--- Start of LISTED RECORDS ---

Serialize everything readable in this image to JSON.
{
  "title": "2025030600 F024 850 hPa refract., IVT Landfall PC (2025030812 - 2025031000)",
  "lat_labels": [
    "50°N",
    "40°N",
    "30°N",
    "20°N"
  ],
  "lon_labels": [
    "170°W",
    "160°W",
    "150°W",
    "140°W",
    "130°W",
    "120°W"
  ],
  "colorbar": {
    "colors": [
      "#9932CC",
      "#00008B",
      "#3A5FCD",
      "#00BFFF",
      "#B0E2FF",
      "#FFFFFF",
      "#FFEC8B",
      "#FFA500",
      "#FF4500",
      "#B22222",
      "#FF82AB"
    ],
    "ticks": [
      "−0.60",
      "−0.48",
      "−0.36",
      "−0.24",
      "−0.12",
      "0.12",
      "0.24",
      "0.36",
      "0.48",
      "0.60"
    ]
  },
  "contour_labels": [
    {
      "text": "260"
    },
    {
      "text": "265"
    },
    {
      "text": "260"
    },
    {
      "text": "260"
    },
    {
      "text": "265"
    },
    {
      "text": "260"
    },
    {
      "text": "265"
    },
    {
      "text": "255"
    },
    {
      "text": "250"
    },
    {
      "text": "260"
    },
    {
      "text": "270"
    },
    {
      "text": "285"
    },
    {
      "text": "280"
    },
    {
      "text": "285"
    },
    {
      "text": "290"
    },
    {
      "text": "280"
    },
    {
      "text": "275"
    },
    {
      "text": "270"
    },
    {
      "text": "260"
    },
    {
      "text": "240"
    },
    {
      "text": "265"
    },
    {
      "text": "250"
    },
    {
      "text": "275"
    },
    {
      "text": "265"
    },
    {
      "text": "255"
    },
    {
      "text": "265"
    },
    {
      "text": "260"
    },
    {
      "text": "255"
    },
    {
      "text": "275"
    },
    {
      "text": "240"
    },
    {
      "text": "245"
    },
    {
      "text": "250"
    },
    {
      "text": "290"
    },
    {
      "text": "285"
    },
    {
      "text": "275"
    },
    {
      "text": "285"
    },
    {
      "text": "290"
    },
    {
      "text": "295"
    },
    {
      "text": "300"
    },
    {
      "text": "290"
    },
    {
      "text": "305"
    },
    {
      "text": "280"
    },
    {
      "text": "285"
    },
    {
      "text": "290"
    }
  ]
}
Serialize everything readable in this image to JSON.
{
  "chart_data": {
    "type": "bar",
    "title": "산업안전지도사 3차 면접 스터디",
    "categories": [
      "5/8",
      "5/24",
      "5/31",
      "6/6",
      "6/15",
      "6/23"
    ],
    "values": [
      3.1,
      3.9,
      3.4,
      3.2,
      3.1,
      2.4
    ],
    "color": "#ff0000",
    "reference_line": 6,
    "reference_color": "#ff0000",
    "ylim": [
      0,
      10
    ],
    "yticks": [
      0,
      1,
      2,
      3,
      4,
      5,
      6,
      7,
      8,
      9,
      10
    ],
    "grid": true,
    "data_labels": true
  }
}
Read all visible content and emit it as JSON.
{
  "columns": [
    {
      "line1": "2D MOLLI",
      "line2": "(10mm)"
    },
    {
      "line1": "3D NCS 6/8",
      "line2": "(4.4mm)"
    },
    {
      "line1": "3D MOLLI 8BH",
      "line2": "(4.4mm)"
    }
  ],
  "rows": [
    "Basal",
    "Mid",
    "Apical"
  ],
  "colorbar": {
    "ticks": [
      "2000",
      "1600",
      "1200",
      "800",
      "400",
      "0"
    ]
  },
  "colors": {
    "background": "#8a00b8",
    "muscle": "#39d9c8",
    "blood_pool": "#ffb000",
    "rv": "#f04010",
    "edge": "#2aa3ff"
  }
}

--- End of LISTED RECORDS ---
--- Start of LISTED RECORDS ---

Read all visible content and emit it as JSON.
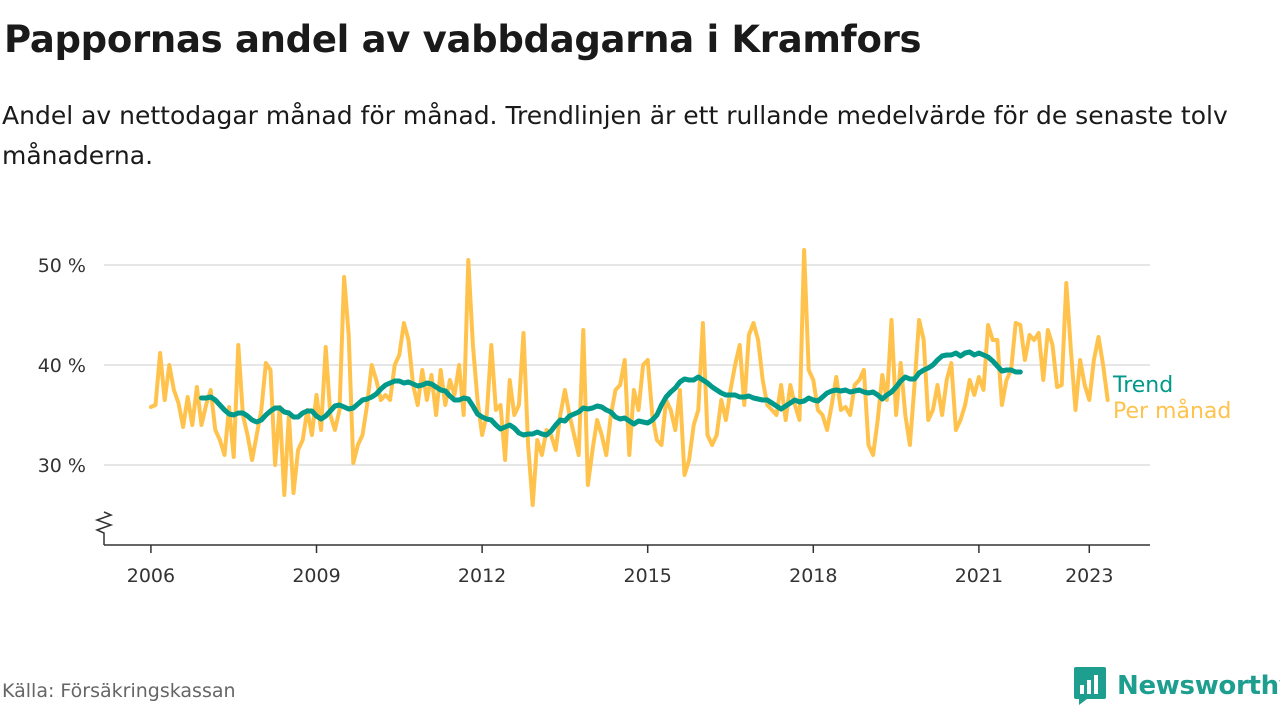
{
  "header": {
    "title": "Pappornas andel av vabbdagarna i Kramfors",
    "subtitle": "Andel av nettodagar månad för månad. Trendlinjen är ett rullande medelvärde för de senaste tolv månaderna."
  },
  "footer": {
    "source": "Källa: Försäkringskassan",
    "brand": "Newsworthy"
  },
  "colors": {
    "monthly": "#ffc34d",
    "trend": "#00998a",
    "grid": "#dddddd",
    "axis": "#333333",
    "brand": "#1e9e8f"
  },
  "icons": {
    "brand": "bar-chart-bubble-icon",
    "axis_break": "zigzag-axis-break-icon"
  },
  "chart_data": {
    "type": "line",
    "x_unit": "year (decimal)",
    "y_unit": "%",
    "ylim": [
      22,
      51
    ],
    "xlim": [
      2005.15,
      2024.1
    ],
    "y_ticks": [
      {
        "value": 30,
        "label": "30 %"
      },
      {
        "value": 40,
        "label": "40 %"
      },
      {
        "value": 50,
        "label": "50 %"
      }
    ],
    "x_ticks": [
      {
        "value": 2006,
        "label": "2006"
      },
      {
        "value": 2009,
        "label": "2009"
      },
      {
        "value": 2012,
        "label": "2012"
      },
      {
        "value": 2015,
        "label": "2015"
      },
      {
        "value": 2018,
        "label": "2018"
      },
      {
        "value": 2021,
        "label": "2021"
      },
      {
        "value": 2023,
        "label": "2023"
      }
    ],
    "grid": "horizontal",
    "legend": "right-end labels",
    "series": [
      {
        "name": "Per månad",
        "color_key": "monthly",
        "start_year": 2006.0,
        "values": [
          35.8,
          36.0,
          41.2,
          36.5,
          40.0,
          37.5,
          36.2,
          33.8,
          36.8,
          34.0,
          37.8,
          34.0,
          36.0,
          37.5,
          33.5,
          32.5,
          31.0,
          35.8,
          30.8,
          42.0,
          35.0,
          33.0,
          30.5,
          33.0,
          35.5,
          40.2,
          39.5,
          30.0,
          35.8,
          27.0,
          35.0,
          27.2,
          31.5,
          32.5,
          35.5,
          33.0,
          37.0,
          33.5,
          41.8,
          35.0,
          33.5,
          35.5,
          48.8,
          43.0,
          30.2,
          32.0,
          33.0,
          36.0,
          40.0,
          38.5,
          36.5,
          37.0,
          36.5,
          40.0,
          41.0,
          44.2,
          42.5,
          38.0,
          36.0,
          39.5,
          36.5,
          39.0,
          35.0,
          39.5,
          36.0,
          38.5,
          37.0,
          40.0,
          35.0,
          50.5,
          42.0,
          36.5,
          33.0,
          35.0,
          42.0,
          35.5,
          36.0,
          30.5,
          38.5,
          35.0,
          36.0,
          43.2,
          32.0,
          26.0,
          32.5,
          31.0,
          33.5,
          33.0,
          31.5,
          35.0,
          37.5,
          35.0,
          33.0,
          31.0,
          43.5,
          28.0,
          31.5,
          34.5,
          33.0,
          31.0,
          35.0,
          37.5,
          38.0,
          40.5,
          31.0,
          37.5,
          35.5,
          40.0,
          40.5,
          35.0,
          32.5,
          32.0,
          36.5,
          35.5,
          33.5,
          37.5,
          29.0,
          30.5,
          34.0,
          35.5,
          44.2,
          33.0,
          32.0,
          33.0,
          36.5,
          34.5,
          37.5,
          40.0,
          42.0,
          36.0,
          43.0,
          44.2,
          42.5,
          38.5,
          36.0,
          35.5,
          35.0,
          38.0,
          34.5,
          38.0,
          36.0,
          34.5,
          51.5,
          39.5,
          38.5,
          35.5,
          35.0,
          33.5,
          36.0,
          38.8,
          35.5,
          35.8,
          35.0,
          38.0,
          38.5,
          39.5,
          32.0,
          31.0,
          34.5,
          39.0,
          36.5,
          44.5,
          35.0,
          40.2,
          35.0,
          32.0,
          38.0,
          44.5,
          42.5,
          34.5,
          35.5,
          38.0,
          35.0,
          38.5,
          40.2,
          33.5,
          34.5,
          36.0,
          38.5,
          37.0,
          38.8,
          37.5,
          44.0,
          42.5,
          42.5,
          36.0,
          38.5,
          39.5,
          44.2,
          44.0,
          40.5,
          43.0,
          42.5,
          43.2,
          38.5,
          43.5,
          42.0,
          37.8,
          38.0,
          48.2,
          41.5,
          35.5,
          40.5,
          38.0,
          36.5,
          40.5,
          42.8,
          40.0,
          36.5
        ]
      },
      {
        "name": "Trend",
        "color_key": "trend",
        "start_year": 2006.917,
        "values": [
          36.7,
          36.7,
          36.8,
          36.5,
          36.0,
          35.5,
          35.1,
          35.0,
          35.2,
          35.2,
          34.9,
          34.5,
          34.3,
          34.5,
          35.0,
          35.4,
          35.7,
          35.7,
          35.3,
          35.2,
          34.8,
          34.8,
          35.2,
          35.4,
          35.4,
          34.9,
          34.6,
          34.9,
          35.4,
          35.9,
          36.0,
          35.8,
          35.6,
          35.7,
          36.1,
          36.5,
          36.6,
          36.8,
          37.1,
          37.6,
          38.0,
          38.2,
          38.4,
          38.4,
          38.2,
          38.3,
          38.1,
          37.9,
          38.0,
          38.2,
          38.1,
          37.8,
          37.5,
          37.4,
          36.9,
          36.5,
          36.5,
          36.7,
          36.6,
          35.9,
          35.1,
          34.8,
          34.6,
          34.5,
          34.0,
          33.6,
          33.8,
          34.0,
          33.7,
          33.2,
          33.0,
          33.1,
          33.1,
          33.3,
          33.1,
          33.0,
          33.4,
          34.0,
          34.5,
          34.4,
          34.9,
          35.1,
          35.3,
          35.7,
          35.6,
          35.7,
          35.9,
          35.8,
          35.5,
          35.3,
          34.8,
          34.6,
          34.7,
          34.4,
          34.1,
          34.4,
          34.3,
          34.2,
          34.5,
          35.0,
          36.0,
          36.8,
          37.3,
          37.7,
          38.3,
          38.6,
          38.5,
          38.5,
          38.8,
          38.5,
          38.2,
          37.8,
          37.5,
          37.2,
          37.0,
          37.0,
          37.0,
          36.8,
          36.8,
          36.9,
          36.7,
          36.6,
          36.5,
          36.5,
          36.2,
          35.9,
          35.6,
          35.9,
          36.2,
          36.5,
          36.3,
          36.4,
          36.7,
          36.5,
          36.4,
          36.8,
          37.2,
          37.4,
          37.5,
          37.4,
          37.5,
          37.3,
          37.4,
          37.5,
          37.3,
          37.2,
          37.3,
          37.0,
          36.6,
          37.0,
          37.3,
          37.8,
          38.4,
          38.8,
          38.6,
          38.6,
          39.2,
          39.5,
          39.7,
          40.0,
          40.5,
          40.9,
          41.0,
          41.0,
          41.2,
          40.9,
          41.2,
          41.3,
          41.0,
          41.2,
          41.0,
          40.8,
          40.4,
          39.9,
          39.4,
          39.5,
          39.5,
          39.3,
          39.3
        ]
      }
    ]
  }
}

--- End of LISTED RECORDS ---

Only lines holding the string "axis" are wanted; gather each one from the entries above.

# RESULT
    "axis": "#333333",
    "axis_break": "zigzag-axis-break-icon"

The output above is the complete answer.